**Do this:** Repeat the data below exactly, dropping any pictures it holds.

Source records
--- Begin ---

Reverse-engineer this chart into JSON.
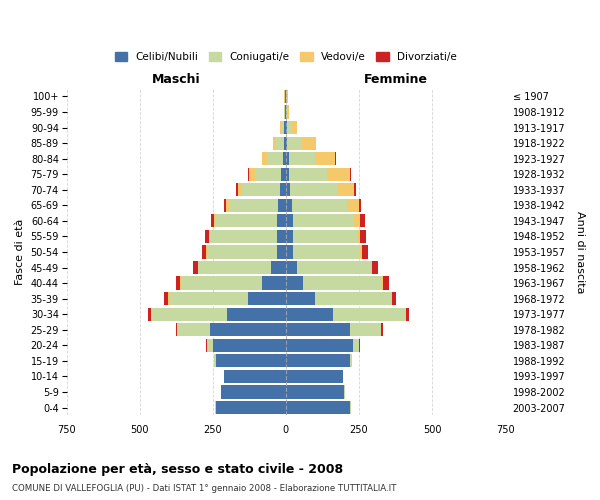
{
  "age_groups": [
    "0-4",
    "5-9",
    "10-14",
    "15-19",
    "20-24",
    "25-29",
    "30-34",
    "35-39",
    "40-44",
    "45-49",
    "50-54",
    "55-59",
    "60-64",
    "65-69",
    "70-74",
    "75-79",
    "80-84",
    "85-89",
    "90-94",
    "95-99",
    "100+"
  ],
  "birth_years": [
    "2003-2007",
    "1998-2002",
    "1993-1997",
    "1988-1992",
    "1983-1987",
    "1978-1982",
    "1973-1977",
    "1968-1972",
    "1963-1967",
    "1958-1962",
    "1953-1957",
    "1948-1952",
    "1943-1947",
    "1938-1942",
    "1933-1937",
    "1928-1932",
    "1923-1927",
    "1918-1922",
    "1913-1917",
    "1908-1912",
    "≤ 1907"
  ],
  "males": {
    "celibe": [
      240,
      220,
      210,
      240,
      250,
      260,
      200,
      130,
      80,
      50,
      30,
      30,
      30,
      25,
      20,
      15,
      10,
      5,
      5,
      2,
      2
    ],
    "coniugato": [
      2,
      2,
      2,
      5,
      20,
      110,
      260,
      270,
      280,
      250,
      240,
      230,
      210,
      170,
      130,
      90,
      55,
      30,
      10,
      3,
      2
    ],
    "vedovo": [
      0,
      0,
      0,
      1,
      1,
      2,
      2,
      2,
      2,
      2,
      2,
      2,
      5,
      10,
      15,
      20,
      15,
      10,
      5,
      2,
      1
    ],
    "divorziato": [
      0,
      0,
      0,
      1,
      2,
      5,
      10,
      15,
      15,
      15,
      15,
      15,
      10,
      5,
      5,
      3,
      2,
      0,
      0,
      0,
      0
    ]
  },
  "females": {
    "nubile": [
      220,
      200,
      195,
      220,
      230,
      220,
      160,
      100,
      60,
      40,
      25,
      25,
      25,
      20,
      15,
      10,
      10,
      5,
      5,
      2,
      2
    ],
    "coniugata": [
      2,
      2,
      2,
      5,
      20,
      105,
      250,
      260,
      270,
      250,
      230,
      220,
      210,
      190,
      160,
      130,
      90,
      50,
      15,
      5,
      2
    ],
    "vedova": [
      0,
      0,
      0,
      1,
      1,
      2,
      2,
      2,
      2,
      5,
      5,
      10,
      20,
      40,
      60,
      80,
      70,
      50,
      20,
      5,
      3
    ],
    "divorziata": [
      0,
      0,
      0,
      1,
      2,
      5,
      10,
      15,
      20,
      20,
      20,
      20,
      15,
      8,
      5,
      3,
      2,
      0,
      0,
      0,
      0
    ]
  },
  "colors": {
    "celibe": "#4472a8",
    "coniugato": "#c5d9a0",
    "vedovo": "#f5c96a",
    "divorziato": "#cc2222"
  },
  "legend_labels": [
    "Celibi/Nubili",
    "Coniugati/e",
    "Vedovi/e",
    "Divorziati/e"
  ],
  "title": "Popolazione per età, sesso e stato civile - 2008",
  "subtitle": "COMUNE DI VALLEFOGLIA (PU) - Dati ISTAT 1° gennaio 2008 - Elaborazione TUTTITALIA.IT",
  "xlabel_left": "Maschi",
  "xlabel_right": "Femmine",
  "ylabel_left": "Fasce di età",
  "ylabel_right": "Anni di nascita",
  "xlim": 750,
  "bg_color": "#ffffff",
  "grid_color": "#cccccc",
  "bar_height": 0.85
}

--- End ---

**Task answer:**
Reverse-engineer this chart into JSON.
{
  "age_groups": [
    "0-4",
    "5-9",
    "10-14",
    "15-19",
    "20-24",
    "25-29",
    "30-34",
    "35-39",
    "40-44",
    "45-49",
    "50-54",
    "55-59",
    "60-64",
    "65-69",
    "70-74",
    "75-79",
    "80-84",
    "85-89",
    "90-94",
    "95-99",
    "100+"
  ],
  "birth_years": [
    "2003-2007",
    "1998-2002",
    "1993-1997",
    "1988-1992",
    "1983-1987",
    "1978-1982",
    "1973-1977",
    "1968-1972",
    "1963-1967",
    "1958-1962",
    "1953-1957",
    "1948-1952",
    "1943-1947",
    "1938-1942",
    "1933-1937",
    "1928-1932",
    "1923-1927",
    "1918-1922",
    "1913-1917",
    "1908-1912",
    "≤ 1907"
  ],
  "males": {
    "celibe": [
      240,
      220,
      210,
      240,
      250,
      260,
      200,
      130,
      80,
      50,
      30,
      30,
      30,
      25,
      20,
      15,
      10,
      5,
      5,
      2,
      2
    ],
    "coniugato": [
      2,
      2,
      2,
      5,
      20,
      110,
      260,
      270,
      280,
      250,
      240,
      230,
      210,
      170,
      130,
      90,
      55,
      30,
      10,
      3,
      2
    ],
    "vedovo": [
      0,
      0,
      0,
      1,
      1,
      2,
      2,
      2,
      2,
      2,
      2,
      2,
      5,
      10,
      15,
      20,
      15,
      10,
      5,
      2,
      1
    ],
    "divorziato": [
      0,
      0,
      0,
      1,
      2,
      5,
      10,
      15,
      15,
      15,
      15,
      15,
      10,
      5,
      5,
      3,
      2,
      0,
      0,
      0,
      0
    ]
  },
  "females": {
    "nubile": [
      220,
      200,
      195,
      220,
      230,
      220,
      160,
      100,
      60,
      40,
      25,
      25,
      25,
      20,
      15,
      10,
      10,
      5,
      5,
      2,
      2
    ],
    "coniugata": [
      2,
      2,
      2,
      5,
      20,
      105,
      250,
      260,
      270,
      250,
      230,
      220,
      210,
      190,
      160,
      130,
      90,
      50,
      15,
      5,
      2
    ],
    "vedova": [
      0,
      0,
      0,
      1,
      1,
      2,
      2,
      2,
      2,
      5,
      5,
      10,
      20,
      40,
      60,
      80,
      70,
      50,
      20,
      5,
      3
    ],
    "divorziata": [
      0,
      0,
      0,
      1,
      2,
      5,
      10,
      15,
      20,
      20,
      20,
      20,
      15,
      8,
      5,
      3,
      2,
      0,
      0,
      0,
      0
    ]
  },
  "colors": {
    "celibe": "#4472a8",
    "coniugato": "#c5d9a0",
    "vedovo": "#f5c96a",
    "divorziato": "#cc2222"
  },
  "legend_labels": [
    "Celibi/Nubili",
    "Coniugati/e",
    "Vedovi/e",
    "Divorziati/e"
  ],
  "title": "Popolazione per età, sesso e stato civile - 2008",
  "subtitle": "COMUNE DI VALLEFOGLIA (PU) - Dati ISTAT 1° gennaio 2008 - Elaborazione TUTTITALIA.IT",
  "xlabel_left": "Maschi",
  "xlabel_right": "Femmine",
  "ylabel_left": "Fasce di età",
  "ylabel_right": "Anni di nascita",
  "xlim": 750,
  "bg_color": "#ffffff",
  "grid_color": "#cccccc",
  "bar_height": 0.85
}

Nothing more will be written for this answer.